> _What to work on_
Every line of the data must be copied exactly.

Figure collection entries:
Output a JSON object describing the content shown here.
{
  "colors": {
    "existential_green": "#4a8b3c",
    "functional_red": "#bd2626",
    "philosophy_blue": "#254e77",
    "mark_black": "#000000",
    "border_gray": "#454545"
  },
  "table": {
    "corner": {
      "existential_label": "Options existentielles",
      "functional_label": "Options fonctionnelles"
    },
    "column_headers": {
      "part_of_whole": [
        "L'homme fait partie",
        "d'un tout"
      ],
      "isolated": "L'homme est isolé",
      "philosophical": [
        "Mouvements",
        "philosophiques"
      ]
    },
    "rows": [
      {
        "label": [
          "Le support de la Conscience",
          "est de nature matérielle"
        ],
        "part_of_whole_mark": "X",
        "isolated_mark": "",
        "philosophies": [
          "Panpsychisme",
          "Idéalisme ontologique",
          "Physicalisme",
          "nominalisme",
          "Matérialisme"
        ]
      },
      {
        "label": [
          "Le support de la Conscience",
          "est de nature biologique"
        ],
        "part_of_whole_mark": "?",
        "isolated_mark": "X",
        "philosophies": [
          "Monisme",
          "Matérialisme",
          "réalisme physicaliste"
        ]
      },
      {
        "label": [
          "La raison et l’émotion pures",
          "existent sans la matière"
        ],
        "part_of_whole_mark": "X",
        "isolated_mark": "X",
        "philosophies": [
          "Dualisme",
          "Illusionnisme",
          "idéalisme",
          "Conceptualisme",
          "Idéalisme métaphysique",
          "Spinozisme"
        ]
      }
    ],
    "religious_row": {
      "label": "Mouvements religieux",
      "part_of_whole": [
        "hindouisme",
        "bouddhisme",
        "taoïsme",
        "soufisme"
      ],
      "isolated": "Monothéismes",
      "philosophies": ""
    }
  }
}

> _The solution_
Output a JSON object describing the content shown here.
{
  "colors": {
    "existential_green": "#4a8b3c",
    "functional_red": "#bd2626",
    "philosophy_blue": "#254e77",
    "mark_black": "#000000",
    "border_gray": "#454545"
  },
  "table": {
    "corner": {
      "existential_label": "Options existentielles",
      "functional_label": "Options fonctionnelles"
    },
    "column_headers": {
      "part_of_whole": [
        "L'homme fait partie",
        "d'un tout"
      ],
      "isolated": "L'homme est isolé",
      "philosophical": [
        "Mouvements",
        "philosophiques"
      ]
    },
    "rows": [
      {
        "label": [
          "Le support de la Conscience",
          "est de nature matérielle"
        ],
        "part_of_whole_mark": "X",
        "isolated_mark": "",
        "philosophies": [
          "Panpsychisme",
          "Idéalisme ontologique",
          "Physicalisme",
          "nominalisme",
          "Matérialisme"
        ]
      },
      {
        "label": [
          "Le support de la Conscience",
          "est de nature biologique"
        ],
        "part_of_whole_mark": "?",
        "isolated_mark": "X",
        "philosophies": [
          "Monisme",
          "Matérialisme",
          "réalisme physicaliste"
        ]
      },
      {
        "label": [
          "La raison et l’émotion pures",
          "existent sans la matière"
        ],
        "part_of_whole_mark": "X",
        "isolated_mark": "X",
        "philosophies": [
          "Dualisme",
          "Illusionnisme",
          "idéalisme",
          "Conceptualisme",
          "Idéalisme métaphysique",
          "Spinozisme"
        ]
      }
    ],
    "religious_row": {
      "label": "Mouvements religieux",
      "part_of_whole": [
        "hindouisme",
        "bouddhisme",
        "taoïsme",
        "soufisme"
      ],
      "isolated": "Monothéismes",
      "philosophies": ""
    }
  }
}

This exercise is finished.